**Task directions**
Reproduce every one of the lines below, character for character.

(Dataset records)
----------------

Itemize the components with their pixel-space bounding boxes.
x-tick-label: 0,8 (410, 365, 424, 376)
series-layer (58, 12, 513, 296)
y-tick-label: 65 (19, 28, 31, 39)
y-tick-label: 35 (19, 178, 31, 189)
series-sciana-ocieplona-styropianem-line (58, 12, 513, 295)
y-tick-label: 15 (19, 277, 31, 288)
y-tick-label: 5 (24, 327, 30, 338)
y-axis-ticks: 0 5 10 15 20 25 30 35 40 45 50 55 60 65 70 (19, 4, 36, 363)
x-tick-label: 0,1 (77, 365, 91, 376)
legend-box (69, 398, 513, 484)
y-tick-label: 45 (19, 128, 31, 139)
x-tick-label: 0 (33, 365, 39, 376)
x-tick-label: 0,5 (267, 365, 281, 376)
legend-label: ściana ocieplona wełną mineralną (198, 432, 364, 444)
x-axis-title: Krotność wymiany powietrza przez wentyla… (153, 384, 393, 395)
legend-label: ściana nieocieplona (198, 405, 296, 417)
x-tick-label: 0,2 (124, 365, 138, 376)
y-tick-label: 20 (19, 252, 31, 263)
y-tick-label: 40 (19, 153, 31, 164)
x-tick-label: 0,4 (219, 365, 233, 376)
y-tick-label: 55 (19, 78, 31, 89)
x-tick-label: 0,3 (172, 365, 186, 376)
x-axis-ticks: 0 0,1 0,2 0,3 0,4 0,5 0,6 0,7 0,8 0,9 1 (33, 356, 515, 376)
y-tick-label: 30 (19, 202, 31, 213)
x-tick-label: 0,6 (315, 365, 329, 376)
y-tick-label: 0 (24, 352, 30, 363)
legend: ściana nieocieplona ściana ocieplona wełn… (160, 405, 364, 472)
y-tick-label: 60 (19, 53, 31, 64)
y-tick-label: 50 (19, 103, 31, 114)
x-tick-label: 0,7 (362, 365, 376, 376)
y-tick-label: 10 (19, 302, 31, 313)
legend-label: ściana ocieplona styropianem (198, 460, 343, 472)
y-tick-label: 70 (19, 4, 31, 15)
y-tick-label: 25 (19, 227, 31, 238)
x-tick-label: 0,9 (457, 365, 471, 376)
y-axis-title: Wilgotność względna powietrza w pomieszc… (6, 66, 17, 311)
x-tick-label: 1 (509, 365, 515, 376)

----------------

**Answer to the problem**
Itemize the components with their pixel-space bounding boxes.
x-tick-label: 0,8 (410, 365, 424, 376)
series-layer (58, 12, 513, 296)
y-tick-label: 65 (19, 28, 31, 39)
y-tick-label: 35 (19, 178, 31, 189)
series-sciana-ocieplona-styropianem-line (58, 12, 513, 295)
y-tick-label: 15 (19, 277, 31, 288)
y-tick-label: 5 (24, 327, 30, 338)
y-axis-ticks: 0 5 10 15 20 25 30 35 40 45 50 55 60 65 70 (19, 4, 36, 363)
x-tick-label: 0,1 (77, 365, 91, 376)
legend-box (69, 398, 513, 484)
y-tick-label: 45 (19, 128, 31, 139)
x-tick-label: 0 (33, 365, 39, 376)
x-tick-label: 0,5 (267, 365, 281, 376)
legend-label: ściana ocieplona wełną mineralną (198, 432, 364, 444)
x-axis-title: Krotność wymiany powietrza przez wentyla… (153, 384, 393, 395)
legend-label: ściana nieocieplona (198, 405, 296, 417)
x-tick-label: 0,2 (124, 365, 138, 376)
y-tick-label: 20 (19, 252, 31, 263)
y-tick-label: 40 (19, 153, 31, 164)
x-tick-label: 0,4 (219, 365, 233, 376)
y-tick-label: 55 (19, 78, 31, 89)
x-tick-label: 0,3 (172, 365, 186, 376)
x-axis-ticks: 0 0,1 0,2 0,3 0,4 0,5 0,6 0,7 0,8 0,9 1 (33, 356, 515, 376)
y-tick-label: 30 (19, 202, 31, 213)
x-tick-label: 0,6 (315, 365, 329, 376)
y-tick-label: 0 (24, 352, 30, 363)
legend: ściana nieocieplona ściana ocieplona wełn… (160, 405, 364, 472)
y-tick-label: 60 (19, 53, 31, 64)
y-tick-label: 50 (19, 103, 31, 114)
x-tick-label: 0,7 (362, 365, 376, 376)
y-tick-label: 10 (19, 302, 31, 313)
legend-label: ściana ocieplona styropianem (198, 460, 343, 472)
y-tick-label: 70 (19, 4, 31, 15)
y-tick-label: 25 (19, 227, 31, 238)
x-tick-label: 0,9 (457, 365, 471, 376)
y-axis-title: Wilgotność względna powietrza w pomieszc… (6, 66, 17, 311)
x-tick-label: 1 (509, 365, 515, 376)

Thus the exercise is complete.